- **Your objective**
Word for word, return the entries listed below.

[Entries of transcribed document text]
------------------------------------

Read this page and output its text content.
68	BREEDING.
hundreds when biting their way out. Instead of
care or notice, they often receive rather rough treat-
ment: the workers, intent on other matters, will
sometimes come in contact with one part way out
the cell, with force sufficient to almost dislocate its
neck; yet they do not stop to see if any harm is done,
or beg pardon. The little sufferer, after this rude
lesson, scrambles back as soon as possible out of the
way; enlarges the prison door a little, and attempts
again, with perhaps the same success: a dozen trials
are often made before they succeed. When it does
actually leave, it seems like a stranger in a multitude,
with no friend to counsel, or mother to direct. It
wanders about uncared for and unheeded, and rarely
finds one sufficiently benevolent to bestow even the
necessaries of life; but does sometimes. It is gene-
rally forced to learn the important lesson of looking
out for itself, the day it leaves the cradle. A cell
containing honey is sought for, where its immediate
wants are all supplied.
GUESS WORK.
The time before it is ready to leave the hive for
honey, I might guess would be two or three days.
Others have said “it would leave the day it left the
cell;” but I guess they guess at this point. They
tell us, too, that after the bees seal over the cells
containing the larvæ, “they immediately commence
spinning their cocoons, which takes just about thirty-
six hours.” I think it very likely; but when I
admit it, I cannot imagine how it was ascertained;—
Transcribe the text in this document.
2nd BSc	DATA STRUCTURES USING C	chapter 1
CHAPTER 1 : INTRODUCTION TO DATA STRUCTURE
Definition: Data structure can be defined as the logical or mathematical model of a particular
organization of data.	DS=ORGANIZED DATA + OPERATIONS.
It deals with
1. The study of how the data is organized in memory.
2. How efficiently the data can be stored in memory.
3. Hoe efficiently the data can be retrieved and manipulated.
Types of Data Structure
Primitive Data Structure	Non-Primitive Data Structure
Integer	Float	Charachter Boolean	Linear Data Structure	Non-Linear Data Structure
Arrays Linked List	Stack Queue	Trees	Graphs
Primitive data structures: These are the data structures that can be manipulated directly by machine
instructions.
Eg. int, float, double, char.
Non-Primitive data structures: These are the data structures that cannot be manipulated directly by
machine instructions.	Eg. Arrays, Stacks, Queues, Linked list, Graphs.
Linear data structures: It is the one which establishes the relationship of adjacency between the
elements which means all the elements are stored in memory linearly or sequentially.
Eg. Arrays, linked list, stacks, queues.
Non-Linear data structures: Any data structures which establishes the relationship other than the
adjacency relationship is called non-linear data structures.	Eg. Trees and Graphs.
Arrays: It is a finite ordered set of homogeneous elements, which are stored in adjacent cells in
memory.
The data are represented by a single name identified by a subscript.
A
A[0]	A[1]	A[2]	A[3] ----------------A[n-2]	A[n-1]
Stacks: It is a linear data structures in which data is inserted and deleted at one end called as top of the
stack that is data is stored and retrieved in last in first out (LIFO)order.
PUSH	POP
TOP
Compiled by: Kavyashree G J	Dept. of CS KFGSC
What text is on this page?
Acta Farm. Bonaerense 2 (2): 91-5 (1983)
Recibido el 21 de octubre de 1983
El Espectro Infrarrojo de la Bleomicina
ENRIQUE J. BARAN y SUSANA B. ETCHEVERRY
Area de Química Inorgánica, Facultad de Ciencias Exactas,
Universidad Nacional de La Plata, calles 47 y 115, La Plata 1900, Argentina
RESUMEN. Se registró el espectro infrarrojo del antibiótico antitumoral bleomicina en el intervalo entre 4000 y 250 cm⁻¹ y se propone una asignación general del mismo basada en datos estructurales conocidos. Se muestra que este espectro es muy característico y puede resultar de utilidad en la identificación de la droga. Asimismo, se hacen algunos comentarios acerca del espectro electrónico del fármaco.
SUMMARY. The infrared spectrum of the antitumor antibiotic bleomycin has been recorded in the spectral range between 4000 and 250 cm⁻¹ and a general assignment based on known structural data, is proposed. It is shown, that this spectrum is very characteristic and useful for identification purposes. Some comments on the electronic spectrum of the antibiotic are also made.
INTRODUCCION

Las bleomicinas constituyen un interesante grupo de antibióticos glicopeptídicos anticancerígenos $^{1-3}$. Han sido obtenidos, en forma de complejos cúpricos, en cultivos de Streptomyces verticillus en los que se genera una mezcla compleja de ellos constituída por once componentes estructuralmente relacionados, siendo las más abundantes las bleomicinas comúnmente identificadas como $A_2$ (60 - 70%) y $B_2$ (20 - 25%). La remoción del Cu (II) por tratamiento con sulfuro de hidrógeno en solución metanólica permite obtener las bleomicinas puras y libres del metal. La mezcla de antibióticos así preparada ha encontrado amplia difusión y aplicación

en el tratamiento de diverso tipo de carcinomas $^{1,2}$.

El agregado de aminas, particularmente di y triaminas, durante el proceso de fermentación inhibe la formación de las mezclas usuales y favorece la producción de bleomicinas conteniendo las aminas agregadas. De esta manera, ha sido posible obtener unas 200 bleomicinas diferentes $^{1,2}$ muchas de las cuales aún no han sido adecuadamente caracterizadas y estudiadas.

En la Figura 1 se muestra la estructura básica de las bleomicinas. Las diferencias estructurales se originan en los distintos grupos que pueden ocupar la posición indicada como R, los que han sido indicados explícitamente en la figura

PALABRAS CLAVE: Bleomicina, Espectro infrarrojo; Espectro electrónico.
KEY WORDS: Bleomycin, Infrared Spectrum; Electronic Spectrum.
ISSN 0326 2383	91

------------------------------------

- **Answer space**
Read this page and output its text content.
68	BREEDING.
hundreds when biting their way out. Instead of
care or notice, they often receive rather rough treat-
ment: the workers, intent on other matters, will
sometimes come in contact with one part way out
the cell, with force sufficient to almost dislocate its
neck; yet they do not stop to see if any harm is done,
or beg pardon. The little sufferer, after this rude
lesson, scrambles back as soon as possible out of the
way; enlarges the prison door a little, and attempts
again, with perhaps the same success: a dozen trials
are often made before they succeed. When it does
actually leave, it seems like a stranger in a multitude,
with no friend to counsel, or mother to direct. It
wanders about uncared for and unheeded, and rarely
finds one sufficiently benevolent to bestow even the
necessaries of life; but does sometimes. It is gene-
rally forced to learn the important lesson of looking
out for itself, the day it leaves the cradle. A cell
containing honey is sought for, where its immediate
wants are all supplied.
GUESS WORK.
The time before it is ready to leave the hive for
honey, I might guess would be two or three days.
Others have said “it would leave the day it left the
cell;” but I guess they guess at this point. They
tell us, too, that after the bees seal over the cells
containing the larvæ, “they immediately commence
spinning their cocoons, which takes just about thirty-
six hours.” I think it very likely; but when I
admit it, I cannot imagine how it was ascertained;—
Transcribe the text in this document.
2nd BSc	DATA STRUCTURES USING C	chapter 1
CHAPTER 1 : INTRODUCTION TO DATA STRUCTURE
Definition: Data structure can be defined as the logical or mathematical model of a particular
organization of data.	DS=ORGANIZED DATA + OPERATIONS.
It deals with
1. The study of how the data is organized in memory.
2. How efficiently the data can be stored in memory.
3. Hoe efficiently the data can be retrieved and manipulated.
Types of Data Structure
Primitive Data Structure	Non-Primitive Data Structure
Integer	Float	Charachter Boolean	Linear Data Structure	Non-Linear Data Structure
Arrays Linked List	Stack Queue	Trees	Graphs
Primitive data structures: These are the data structures that can be manipulated directly by machine
instructions.
Eg. int, float, double, char.
Non-Primitive data structures: These are the data structures that cannot be manipulated directly by
machine instructions.	Eg. Arrays, Stacks, Queues, Linked list, Graphs.
Linear data structures: It is the one which establishes the relationship of adjacency between the
elements which means all the elements are stored in memory linearly or sequentially.
Eg. Arrays, linked list, stacks, queues.
Non-Linear data structures: Any data structures which establishes the relationship other than the
adjacency relationship is called non-linear data structures.	Eg. Trees and Graphs.
Arrays: It is a finite ordered set of homogeneous elements, which are stored in adjacent cells in
memory.
The data are represented by a single name identified by a subscript.
A
A[0]	A[1]	A[2]	A[3] ----------------A[n-2]	A[n-1]
Stacks: It is a linear data structures in which data is inserted and deleted at one end called as top of the
stack that is data is stored and retrieved in last in first out (LIFO)order.
PUSH	POP
TOP
Compiled by: Kavyashree G J	Dept. of CS KFGSC
What text is on this page?
Acta Farm. Bonaerense 2 (2): 91-5 (1983)
Recibido el 21 de octubre de 1983
El Espectro Infrarrojo de la Bleomicina
ENRIQUE J. BARAN y SUSANA B. ETCHEVERRY
Area de Química Inorgánica, Facultad de Ciencias Exactas,
Universidad Nacional de La Plata, calles 47 y 115, La Plata 1900, Argentina
RESUMEN. Se registró el espectro infrarrojo del antibiótico antitumoral bleomicina en el intervalo entre 4000 y 250 cm⁻¹ y se propone una asignación general del mismo basada en datos estructurales conocidos. Se muestra que este espectro es muy característico y puede resultar de utilidad en la identificación de la droga. Asimismo, se hacen algunos comentarios acerca del espectro electrónico del fármaco.
SUMMARY. The infrared spectrum of the antitumor antibiotic bleomycin has been recorded in the spectral range between 4000 and 250 cm⁻¹ and a general assignment based on known structural data, is proposed. It is shown, that this spectrum is very characteristic and useful for identification purposes. Some comments on the electronic spectrum of the antibiotic are also made.
INTRODUCCION

Las bleomicinas constituyen un interesante grupo de antibióticos glicopeptídicos anticancerígenos $^{1-3}$. Han sido obtenidos, en forma de complejos cúpricos, en cultivos de Streptomyces verticillus en los que se genera una mezcla compleja de ellos constituída por once componentes estructuralmente relacionados, siendo las más abundantes las bleomicinas comúnmente identificadas como $A_2$ (60 - 70%) y $B_2$ (20 - 25%). La remoción del Cu (II) por tratamiento con sulfuro de hidrógeno en solución metanólica permite obtener las bleomicinas puras y libres del metal. La mezcla de antibióticos así preparada ha encontrado amplia difusión y aplicación

en el tratamiento de diverso tipo de carcinomas $^{1,2}$.

El agregado de aminas, particularmente di y triaminas, durante el proceso de fermentación inhibe la formación de las mezclas usuales y favorece la producción de bleomicinas conteniendo las aminas agregadas. De esta manera, ha sido posible obtener unas 200 bleomicinas diferentes $^{1,2}$ muchas de las cuales aún no han sido adecuadamente caracterizadas y estudiadas.

En la Figura 1 se muestra la estructura básica de las bleomicinas. Las diferencias estructurales se originan en los distintos grupos que pueden ocupar la posición indicada como R, los que han sido indicados explícitamente en la figura

PALABRAS CLAVE: Bleomicina, Espectro infrarrojo; Espectro electrónico.
KEY WORDS: Bleomycin, Infrared Spectrum; Electronic Spectrum.
ISSN 0326 2383	91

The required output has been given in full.